● Task details
Output each entry verbatim and exclude every picture from it.
▬▬▬▬▬▬
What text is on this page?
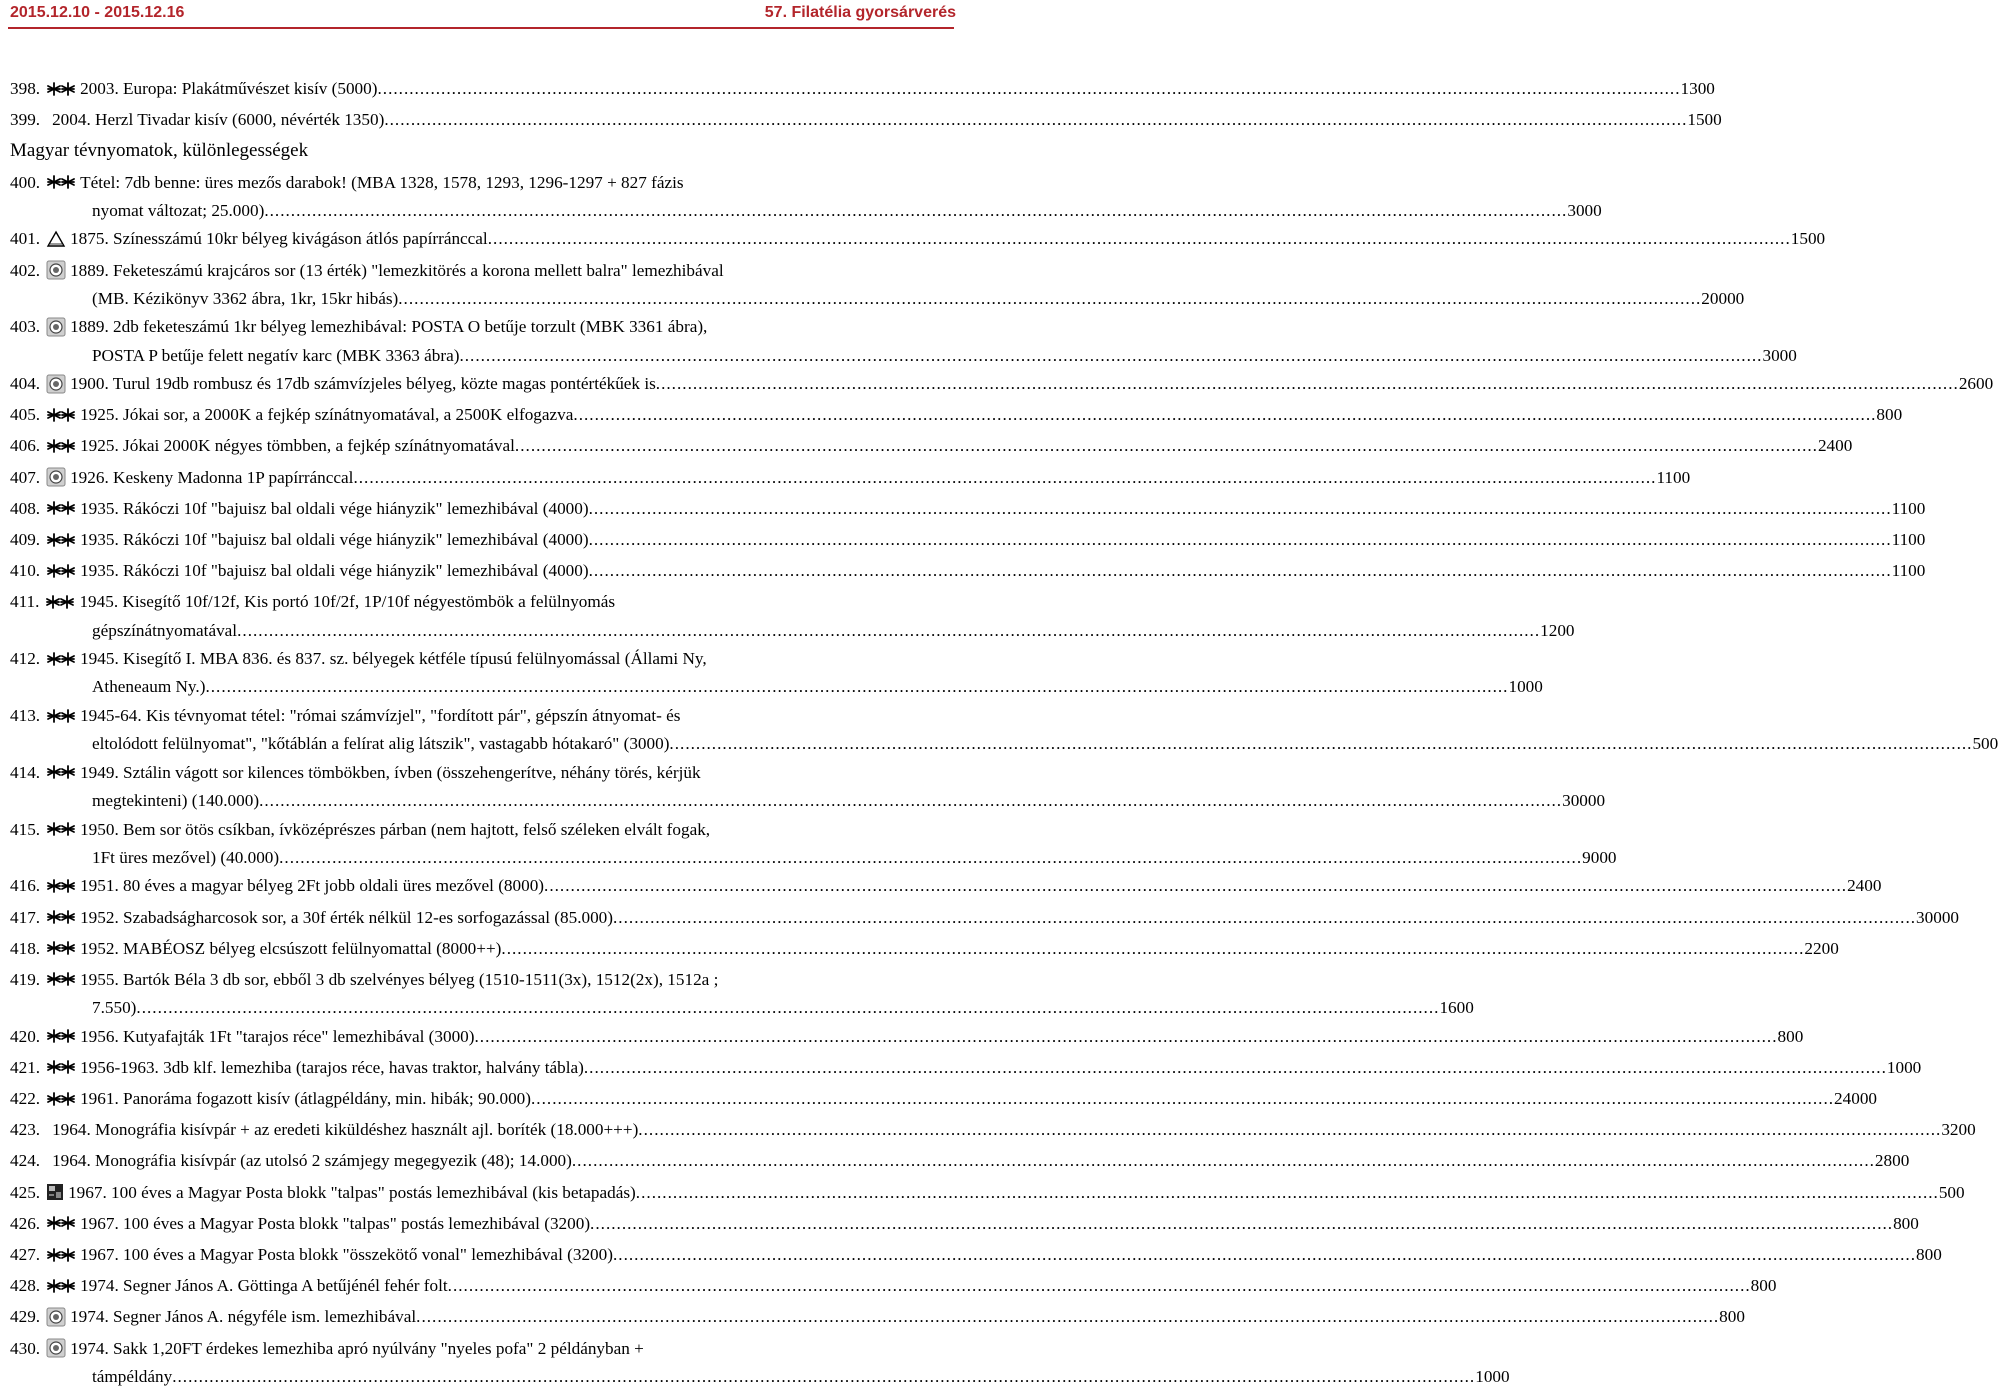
2015.12.10 - 2015.12.16	57. Filatélia gyorsárverés
398. 2003. Europa: Plakátművészet kisív (5000) .....	1300
399. 2004. Herzl Tivadar kisív (6000, névérték 1350) .....	1500
Magyar tévnyomatok, különlegességek
400. Tétel: 7db benne: üres mezős darabok! (MBA 1328, 1578, 1293, 1296-1297 + 827 fázis
nyomat változat; 25.000) .....	3000
401. 1875. Színesszámú 10kr bélyeg kivágáson átlós papírránccal .....	1500
402. 1889. Feketeszámú krajcáros sor (13 érték) "lemezkitörés a korona mellett balra" lemezhibával
(MB. Kézikönyv 3362 ábra, 1kr, 15kr hibás) .....	20000
403. 1889. 2db feketeszámú 1kr bélyeg lemezhibával: POSTA O betűje torzult (MBK 3361 ábra),
POSTA P betűje felett negatív karc (MBK 3363 ábra) .....	3000
404. 1900. Turul 19db rombusz és 17db számvízjeles bélyeg, közte magas pontértékűek is .....	2600
405. 1925. Jókai sor, a 2000K a fejkép színátnyomatával, a 2500K elfogazva .....	800
406. 1925. Jókai 2000K négyes tömbben, a fejkép színátnyomatával .....	2400
407. 1926. Keskeny Madonna 1P papírránccal .....	1100
408. 1935. Rákóczi 10f "bajuisz bal oldali vége hiányzik" lemezhibával (4000) .....	1100
409. 1935. Rákóczi 10f "bajuisz bal oldali vége hiányzik" lemezhibával (4000) .....	1100
410. 1935. Rákóczi 10f "bajuisz bal oldali vége hiányzik" lemezhibával (4000) .....	1100
411. 1945. Kisegítő 10f/12f, Kis portó 10f/2f, 1P/10f négyestömbök a felülnyomás
gépszínátnyomatával .....	1200
412. 1945. Kisegítő I. MBA 836. és 837. sz. bélyegek kétféle típusú felülnyomással (Állami Ny,
Atheneaum Ny.) .....	1000
413. 1945-64. Kis tévnyomat tétel: "római számvízjel", "fordított pár", gépszín átnyomat- és
eltolódott felülnyomat", "kőtáblán a felírat alig látszik", vastagabb hótakaró" (3000) .....	500
414. 1949. Sztálin vágott sor kilences tömbökben, ívben (összehengerítve, néhány törés, kérjük
megtekinteni) (140.000) .....	30000
415. 1950. Bem sor ötös csíkban, ívközéprészes párban (nem hajtott, felső széleken elvált fogak,
1Ft üres mezővel) (40.000) .....	9000
416. 1951. 80 éves a magyar bélyeg 2Ft jobb oldali üres mezővel (8000) .....	2400
417. 1952. Szabadságharcosok sor, a 30f érték nélkül 12-es sorfogazással (85.000) .....	30000
418. 1952. MABÉOSZ bélyeg elcsúszott felülnyomattal (8000++) .....	2200
419. 1955. Bartók Béla 3 db sor, ebből 3 db szelvényes bélyeg (1510-1511(3x), 1512(2x), 1512a ;
7.550) .....	1600
420. 1956. Kutyafajták 1Ft "tarajos réce" lemezhibával (3000) .....	800
421. 1956-1963. 3db klf. lemezhiba (tarajos réce, havas traktor, halvány tábla) .....	1000
422. 1961. Panoráma fogazott kisív (átlagpéldány, min. hibák; 90.000) .....	24000
423. 1964. Monográfia kisívpár + az eredeti kiküldéshez használt ajl. boríték (18.000+++) .....	3200
424. 1964. Monográfia kisívpár (az utolsó 2 számjegy megegyezik (48); 14.000) .....	2800
425. 1967. 100 éves a Magyar Posta blokk "talpas" postás lemezhibával (kis betapadás) .....	500
426. 1967. 100 éves a Magyar Posta blokk "talpas" postás lemezhibával (3200) .....	800
427. 1967. 100 éves a Magyar Posta blokk "összekötő vonal" lemezhibával (3200) .....	800
428. 1974. Segner János A. Göttinga A betűjénél fehér folt .....	800
429. 1974. Segner János A. négyféle ism. lemezhibával .....	800
430. 1974. Sakk 1,20FT érdekes lemezhiba apró nyúlvány "nyeles pofa" 2 példányban +
támpéldány .....	1000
▬▬▬▬▬▬
● In response
What text is on this page?
2015.12.10 - 2015.12.16	57. Filatélia gyorsárverés
398. 2003. Europa: Plakátművészet kisív (5000) .....	1300
399. 2004. Herzl Tivadar kisív (6000, névérték 1350) .....	1500
Magyar tévnyomatok, különlegességek
400. Tétel: 7db benne: üres mezős darabok! (MBA 1328, 1578, 1293, 1296-1297 + 827 fázis
nyomat változat; 25.000) .....	3000
401. 1875. Színesszámú 10kr bélyeg kivágáson átlós papírránccal .....	1500
402. 1889. Feketeszámú krajcáros sor (13 érték) "lemezkitörés a korona mellett balra" lemezhibával
(MB. Kézikönyv 3362 ábra, 1kr, 15kr hibás) .....	20000
403. 1889. 2db feketeszámú 1kr bélyeg lemezhibával: POSTA O betűje torzult (MBK 3361 ábra),
POSTA P betűje felett negatív karc (MBK 3363 ábra) .....	3000
404. 1900. Turul 19db rombusz és 17db számvízjeles bélyeg, közte magas pontértékűek is .....	2600
405. 1925. Jókai sor, a 2000K a fejkép színátnyomatával, a 2500K elfogazva .....	800
406. 1925. Jókai 2000K négyes tömbben, a fejkép színátnyomatával .....	2400
407. 1926. Keskeny Madonna 1P papírránccal .....	1100
408. 1935. Rákóczi 10f "bajuisz bal oldali vége hiányzik" lemezhibával (4000) .....	1100
409. 1935. Rákóczi 10f "bajuisz bal oldali vége hiányzik" lemezhibával (4000) .....	1100
410. 1935. Rákóczi 10f "bajuisz bal oldali vége hiányzik" lemezhibával (4000) .....	1100
411. 1945. Kisegítő 10f/12f, Kis portó 10f/2f, 1P/10f négyestömbök a felülnyomás
gépszínátnyomatával .....	1200
412. 1945. Kisegítő I. MBA 836. és 837. sz. bélyegek kétféle típusú felülnyomással (Állami Ny,
Atheneaum Ny.) .....	1000
413. 1945-64. Kis tévnyomat tétel: "római számvízjel", "fordított pár", gépszín átnyomat- és
eltolódott felülnyomat", "kőtáblán a felírat alig látszik", vastagabb hótakaró" (3000) .....	500
414. 1949. Sztálin vágott sor kilences tömbökben, ívben (összehengerítve, néhány törés, kérjük
megtekinteni) (140.000) .....	30000
415. 1950. Bem sor ötös csíkban, ívközéprészes párban (nem hajtott, felső széleken elvált fogak,
1Ft üres mezővel) (40.000) .....	9000
416. 1951. 80 éves a magyar bélyeg 2Ft jobb oldali üres mezővel (8000) .....	2400
417. 1952. Szabadságharcosok sor, a 30f érték nélkül 12-es sorfogazással (85.000) .....	30000
418. 1952. MABÉOSZ bélyeg elcsúszott felülnyomattal (8000++) .....	2200
419. 1955. Bartók Béla 3 db sor, ebből 3 db szelvényes bélyeg (1510-1511(3x), 1512(2x), 1512a ;
7.550) .....	1600
420. 1956. Kutyafajták 1Ft "tarajos réce" lemezhibával (3000) .....	800
421. 1956-1963. 3db klf. lemezhiba (tarajos réce, havas traktor, halvány tábla) .....	1000
422. 1961. Panoráma fogazott kisív (átlagpéldány, min. hibák; 90.000) .....	24000
423. 1964. Monográfia kisívpár + az eredeti kiküldéshez használt ajl. boríték (18.000+++) .....	3200
424. 1964. Monográfia kisívpár (az utolsó 2 számjegy megegyezik (48); 14.000) .....	2800
425. 1967. 100 éves a Magyar Posta blokk "talpas" postás lemezhibával (kis betapadás) .....	500
426. 1967. 100 éves a Magyar Posta blokk "talpas" postás lemezhibával (3200) .....	800
427. 1967. 100 éves a Magyar Posta blokk "összekötő vonal" lemezhibával (3200) .....	800
428. 1974. Segner János A. Göttinga A betűjénél fehér folt .....	800
429. 1974. Segner János A. négyféle ism. lemezhibával .....	800
430. 1974. Sakk 1,20FT érdekes lemezhiba apró nyúlvány "nyeles pofa" 2 példányban +
támpéldány .....	1000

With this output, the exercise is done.